## BEGIN RECORDS PROVIDED

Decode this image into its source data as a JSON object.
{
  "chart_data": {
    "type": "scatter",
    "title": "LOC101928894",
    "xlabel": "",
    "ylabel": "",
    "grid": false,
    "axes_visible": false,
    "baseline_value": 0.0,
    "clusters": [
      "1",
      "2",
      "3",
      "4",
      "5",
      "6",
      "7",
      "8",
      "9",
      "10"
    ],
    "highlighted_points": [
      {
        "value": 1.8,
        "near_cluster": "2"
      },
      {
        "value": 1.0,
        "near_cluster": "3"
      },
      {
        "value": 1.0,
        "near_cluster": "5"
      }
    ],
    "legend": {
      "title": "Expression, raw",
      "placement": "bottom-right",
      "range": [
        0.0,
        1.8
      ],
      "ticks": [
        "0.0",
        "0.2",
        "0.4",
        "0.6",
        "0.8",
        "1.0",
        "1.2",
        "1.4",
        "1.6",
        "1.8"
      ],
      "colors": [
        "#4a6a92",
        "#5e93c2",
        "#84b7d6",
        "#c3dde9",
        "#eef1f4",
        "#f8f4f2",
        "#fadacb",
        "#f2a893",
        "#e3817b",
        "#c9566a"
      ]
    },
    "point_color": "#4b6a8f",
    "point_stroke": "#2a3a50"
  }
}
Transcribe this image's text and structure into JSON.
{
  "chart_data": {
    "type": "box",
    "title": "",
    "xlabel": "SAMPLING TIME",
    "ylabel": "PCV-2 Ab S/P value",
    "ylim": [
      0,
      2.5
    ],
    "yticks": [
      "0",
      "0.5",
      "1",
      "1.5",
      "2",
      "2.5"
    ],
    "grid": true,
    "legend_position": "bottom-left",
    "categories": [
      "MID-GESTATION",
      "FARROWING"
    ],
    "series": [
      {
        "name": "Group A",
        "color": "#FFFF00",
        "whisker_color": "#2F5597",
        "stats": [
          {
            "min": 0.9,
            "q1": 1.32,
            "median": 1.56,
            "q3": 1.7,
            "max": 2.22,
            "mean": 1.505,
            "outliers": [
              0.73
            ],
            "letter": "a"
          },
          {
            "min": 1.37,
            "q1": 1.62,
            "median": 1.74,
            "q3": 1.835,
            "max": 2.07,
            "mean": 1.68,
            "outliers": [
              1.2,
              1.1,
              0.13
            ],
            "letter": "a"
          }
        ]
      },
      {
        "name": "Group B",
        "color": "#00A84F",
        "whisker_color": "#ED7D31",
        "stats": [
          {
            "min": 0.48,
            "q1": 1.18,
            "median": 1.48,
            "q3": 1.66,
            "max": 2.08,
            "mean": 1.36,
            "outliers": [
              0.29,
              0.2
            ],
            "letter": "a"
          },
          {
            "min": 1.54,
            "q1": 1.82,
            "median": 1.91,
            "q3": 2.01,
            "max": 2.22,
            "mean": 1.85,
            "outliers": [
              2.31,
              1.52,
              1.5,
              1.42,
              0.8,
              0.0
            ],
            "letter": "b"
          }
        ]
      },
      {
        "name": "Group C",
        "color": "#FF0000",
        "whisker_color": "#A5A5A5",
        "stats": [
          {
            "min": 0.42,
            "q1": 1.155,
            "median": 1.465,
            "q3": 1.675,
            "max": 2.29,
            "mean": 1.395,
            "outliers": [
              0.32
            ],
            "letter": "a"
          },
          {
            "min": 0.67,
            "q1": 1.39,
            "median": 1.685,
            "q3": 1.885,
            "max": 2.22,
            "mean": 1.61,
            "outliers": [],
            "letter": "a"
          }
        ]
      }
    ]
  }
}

## END RECORDS PROVIDED

PROBLEM »
All lines above with "title" in them should be returned.

RESPONSE »
    "title": "LOC101928894",
      "title": "Expression, raw",
    "title": "",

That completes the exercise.